AIM OF THE EXERCISE :: Filter the records for "House" and keep each line that has it.

┌─ PROVIDED RECORDS

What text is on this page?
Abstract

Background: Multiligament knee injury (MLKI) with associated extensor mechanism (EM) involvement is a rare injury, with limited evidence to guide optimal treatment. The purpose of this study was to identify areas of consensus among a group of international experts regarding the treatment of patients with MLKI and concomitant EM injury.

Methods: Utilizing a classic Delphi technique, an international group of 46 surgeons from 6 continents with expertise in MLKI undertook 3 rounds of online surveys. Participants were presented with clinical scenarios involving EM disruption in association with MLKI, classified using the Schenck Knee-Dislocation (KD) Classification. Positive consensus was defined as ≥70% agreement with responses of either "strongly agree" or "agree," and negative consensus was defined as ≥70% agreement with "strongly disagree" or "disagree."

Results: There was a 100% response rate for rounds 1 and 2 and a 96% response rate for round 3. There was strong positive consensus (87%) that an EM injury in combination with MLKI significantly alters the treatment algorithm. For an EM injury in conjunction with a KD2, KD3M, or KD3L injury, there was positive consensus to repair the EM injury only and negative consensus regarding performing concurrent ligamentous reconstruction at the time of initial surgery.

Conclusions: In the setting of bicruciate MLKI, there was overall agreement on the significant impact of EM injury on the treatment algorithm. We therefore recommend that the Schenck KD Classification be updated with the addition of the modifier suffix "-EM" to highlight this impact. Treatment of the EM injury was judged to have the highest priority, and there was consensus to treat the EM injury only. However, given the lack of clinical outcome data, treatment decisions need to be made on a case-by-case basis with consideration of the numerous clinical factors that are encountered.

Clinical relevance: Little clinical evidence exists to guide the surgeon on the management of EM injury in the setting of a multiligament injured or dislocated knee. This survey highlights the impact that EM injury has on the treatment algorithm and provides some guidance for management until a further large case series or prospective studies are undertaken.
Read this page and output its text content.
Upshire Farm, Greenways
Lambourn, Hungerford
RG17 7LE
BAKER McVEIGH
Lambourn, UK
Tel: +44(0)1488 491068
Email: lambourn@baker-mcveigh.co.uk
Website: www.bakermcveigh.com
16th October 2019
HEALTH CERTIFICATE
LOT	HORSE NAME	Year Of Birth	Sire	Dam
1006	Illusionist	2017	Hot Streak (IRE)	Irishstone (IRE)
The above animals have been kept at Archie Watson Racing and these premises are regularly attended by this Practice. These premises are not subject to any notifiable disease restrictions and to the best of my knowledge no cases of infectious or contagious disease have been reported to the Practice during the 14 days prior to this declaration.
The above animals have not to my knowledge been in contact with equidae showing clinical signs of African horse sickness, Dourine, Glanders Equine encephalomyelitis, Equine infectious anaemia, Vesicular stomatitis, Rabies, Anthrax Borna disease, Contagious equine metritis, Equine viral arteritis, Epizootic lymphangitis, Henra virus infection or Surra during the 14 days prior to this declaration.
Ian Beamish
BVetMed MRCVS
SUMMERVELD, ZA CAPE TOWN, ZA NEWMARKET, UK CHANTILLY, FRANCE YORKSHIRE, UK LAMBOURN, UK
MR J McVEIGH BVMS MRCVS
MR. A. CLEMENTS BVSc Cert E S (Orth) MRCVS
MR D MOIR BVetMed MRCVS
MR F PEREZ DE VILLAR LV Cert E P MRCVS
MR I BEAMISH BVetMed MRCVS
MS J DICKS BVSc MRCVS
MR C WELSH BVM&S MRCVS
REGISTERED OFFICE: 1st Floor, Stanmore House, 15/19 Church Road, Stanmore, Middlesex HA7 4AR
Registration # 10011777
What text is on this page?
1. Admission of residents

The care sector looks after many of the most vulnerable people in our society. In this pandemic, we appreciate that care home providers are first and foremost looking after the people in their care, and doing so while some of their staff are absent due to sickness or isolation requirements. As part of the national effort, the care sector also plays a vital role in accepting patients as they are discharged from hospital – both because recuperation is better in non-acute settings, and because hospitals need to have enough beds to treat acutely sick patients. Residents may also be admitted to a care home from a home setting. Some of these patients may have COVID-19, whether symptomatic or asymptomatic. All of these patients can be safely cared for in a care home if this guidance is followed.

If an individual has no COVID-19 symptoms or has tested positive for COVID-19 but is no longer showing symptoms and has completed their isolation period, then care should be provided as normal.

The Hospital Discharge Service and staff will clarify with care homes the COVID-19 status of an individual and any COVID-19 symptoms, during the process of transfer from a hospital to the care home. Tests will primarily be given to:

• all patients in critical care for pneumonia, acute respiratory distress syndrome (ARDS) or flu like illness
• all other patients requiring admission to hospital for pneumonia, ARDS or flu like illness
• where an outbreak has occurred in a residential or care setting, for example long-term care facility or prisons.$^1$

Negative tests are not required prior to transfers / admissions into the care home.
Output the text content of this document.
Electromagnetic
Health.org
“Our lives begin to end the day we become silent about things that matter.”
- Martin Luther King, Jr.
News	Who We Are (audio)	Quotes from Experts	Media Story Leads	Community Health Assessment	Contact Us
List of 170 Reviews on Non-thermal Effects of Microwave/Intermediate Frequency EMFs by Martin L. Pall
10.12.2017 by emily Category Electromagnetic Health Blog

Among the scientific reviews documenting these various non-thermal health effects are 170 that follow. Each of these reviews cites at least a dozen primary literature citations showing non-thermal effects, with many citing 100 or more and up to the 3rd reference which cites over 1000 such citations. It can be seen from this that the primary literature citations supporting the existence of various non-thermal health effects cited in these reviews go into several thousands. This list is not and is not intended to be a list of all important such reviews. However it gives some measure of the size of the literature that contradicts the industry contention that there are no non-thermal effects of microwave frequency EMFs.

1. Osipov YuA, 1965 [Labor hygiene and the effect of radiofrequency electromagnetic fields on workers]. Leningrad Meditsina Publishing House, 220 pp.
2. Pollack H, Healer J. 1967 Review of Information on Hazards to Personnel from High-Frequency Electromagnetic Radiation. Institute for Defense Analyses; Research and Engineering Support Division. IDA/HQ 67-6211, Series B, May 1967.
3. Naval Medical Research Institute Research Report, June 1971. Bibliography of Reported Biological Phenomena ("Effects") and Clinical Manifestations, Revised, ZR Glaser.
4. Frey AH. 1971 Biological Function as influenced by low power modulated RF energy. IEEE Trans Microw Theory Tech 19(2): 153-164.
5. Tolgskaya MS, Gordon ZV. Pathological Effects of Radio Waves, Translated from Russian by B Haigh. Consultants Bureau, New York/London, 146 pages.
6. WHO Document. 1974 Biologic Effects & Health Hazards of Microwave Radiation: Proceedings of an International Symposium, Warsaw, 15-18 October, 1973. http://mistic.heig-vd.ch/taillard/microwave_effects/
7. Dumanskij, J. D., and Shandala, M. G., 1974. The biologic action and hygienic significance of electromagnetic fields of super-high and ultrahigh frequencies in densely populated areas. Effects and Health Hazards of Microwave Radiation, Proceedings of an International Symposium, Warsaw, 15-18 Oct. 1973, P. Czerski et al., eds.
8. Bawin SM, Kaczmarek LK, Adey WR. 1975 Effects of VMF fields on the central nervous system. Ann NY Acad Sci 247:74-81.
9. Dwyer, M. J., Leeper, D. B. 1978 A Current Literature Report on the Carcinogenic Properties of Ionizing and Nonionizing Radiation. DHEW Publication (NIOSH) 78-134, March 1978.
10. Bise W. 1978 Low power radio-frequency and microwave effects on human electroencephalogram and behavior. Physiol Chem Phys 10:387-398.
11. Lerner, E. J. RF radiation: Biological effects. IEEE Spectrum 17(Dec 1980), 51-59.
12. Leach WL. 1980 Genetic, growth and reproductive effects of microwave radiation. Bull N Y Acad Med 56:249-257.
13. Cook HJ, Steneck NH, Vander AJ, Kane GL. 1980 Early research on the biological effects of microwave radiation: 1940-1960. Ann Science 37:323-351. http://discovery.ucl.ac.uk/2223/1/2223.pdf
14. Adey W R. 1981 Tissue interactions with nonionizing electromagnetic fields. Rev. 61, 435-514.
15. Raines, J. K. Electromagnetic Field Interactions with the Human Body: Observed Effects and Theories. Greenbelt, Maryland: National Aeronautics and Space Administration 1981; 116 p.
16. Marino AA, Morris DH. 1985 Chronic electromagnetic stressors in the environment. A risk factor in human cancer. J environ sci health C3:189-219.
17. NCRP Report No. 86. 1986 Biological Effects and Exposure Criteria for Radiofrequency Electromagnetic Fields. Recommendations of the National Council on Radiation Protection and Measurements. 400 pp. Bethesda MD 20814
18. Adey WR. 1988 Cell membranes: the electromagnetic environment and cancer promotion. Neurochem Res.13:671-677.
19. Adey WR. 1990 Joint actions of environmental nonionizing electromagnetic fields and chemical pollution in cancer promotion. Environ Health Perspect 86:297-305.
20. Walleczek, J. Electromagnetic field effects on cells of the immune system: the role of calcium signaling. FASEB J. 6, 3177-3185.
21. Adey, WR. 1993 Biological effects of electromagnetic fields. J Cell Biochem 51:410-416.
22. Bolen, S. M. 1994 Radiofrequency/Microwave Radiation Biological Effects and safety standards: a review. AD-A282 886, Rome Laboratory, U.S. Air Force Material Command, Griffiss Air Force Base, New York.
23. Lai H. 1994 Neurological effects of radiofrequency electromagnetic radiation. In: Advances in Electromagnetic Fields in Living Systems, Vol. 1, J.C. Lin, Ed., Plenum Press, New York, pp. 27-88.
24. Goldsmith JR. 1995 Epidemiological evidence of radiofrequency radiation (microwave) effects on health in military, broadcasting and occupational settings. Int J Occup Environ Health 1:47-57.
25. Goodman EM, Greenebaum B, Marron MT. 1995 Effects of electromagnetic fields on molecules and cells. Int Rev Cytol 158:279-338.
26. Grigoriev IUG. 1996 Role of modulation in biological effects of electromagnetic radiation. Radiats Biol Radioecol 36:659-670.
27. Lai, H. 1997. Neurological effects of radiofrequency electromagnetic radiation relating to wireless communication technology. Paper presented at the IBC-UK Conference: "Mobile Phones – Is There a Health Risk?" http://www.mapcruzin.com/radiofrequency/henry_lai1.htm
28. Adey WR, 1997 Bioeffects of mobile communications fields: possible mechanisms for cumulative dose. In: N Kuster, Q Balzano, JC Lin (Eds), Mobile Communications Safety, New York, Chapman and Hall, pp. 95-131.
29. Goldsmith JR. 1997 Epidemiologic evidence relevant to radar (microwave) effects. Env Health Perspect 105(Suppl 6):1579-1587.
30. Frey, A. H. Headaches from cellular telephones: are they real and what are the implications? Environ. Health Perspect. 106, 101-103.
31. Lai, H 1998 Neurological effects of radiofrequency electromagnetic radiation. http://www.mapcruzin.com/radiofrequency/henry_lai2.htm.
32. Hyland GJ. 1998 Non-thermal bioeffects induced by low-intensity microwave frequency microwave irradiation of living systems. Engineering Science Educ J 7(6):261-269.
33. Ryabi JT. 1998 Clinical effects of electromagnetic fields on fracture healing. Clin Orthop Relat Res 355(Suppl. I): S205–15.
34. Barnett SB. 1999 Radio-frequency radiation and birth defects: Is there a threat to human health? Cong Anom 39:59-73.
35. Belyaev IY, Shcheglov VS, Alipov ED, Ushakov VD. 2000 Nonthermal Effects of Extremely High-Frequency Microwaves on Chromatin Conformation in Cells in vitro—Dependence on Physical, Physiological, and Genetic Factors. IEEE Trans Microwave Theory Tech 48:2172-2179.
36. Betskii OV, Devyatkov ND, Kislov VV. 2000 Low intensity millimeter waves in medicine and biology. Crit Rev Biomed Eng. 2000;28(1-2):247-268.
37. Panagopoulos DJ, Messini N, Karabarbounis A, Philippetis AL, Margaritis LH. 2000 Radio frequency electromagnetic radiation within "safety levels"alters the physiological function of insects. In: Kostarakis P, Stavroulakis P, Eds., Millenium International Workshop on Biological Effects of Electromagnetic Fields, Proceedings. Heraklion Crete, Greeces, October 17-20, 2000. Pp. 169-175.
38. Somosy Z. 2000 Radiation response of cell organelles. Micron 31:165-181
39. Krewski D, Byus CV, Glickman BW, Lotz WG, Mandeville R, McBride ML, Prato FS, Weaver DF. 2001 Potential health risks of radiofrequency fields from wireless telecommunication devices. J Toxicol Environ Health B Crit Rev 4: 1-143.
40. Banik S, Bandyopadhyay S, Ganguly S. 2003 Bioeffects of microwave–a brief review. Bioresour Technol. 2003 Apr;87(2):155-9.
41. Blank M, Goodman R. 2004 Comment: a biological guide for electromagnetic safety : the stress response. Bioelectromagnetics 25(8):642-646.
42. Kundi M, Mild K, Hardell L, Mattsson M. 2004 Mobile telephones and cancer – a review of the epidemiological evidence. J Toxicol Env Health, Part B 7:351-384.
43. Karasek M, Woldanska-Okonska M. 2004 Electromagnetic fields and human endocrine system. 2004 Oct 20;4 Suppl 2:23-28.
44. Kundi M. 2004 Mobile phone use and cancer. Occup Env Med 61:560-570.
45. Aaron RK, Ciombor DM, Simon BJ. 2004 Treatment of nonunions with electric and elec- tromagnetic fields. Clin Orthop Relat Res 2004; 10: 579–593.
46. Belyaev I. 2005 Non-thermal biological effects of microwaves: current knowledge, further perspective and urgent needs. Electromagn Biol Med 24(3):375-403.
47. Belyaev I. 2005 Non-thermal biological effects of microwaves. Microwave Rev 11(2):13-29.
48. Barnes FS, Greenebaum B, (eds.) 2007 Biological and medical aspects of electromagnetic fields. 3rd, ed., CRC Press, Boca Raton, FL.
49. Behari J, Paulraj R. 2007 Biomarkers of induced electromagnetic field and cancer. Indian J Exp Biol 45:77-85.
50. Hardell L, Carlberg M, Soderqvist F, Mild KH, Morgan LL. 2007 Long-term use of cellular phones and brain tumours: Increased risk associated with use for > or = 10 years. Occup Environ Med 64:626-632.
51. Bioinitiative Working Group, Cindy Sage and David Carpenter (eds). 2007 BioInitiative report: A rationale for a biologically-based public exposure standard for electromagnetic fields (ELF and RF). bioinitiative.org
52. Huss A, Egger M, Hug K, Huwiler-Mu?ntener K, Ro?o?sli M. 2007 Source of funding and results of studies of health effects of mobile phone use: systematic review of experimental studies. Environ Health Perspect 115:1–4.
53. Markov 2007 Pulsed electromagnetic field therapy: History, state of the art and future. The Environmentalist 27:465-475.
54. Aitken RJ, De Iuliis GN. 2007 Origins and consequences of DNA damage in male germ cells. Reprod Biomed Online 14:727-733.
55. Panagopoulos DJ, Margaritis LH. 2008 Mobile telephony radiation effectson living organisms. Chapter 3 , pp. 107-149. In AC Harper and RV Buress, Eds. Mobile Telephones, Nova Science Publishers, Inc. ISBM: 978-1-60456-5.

└─

COMPLETED EXERCISE ::
REGISTERED OFFICE: 1st Floor, Stanmore House, 15/19 Church Road, Stanmore, Middlesex HA7 4AR
1. Osipov YuA, 1965 [Labor hygiene and the effect of radiofrequency electromagnetic fields on workers]. Leningrad Meditsina Publishing House, 220 pp.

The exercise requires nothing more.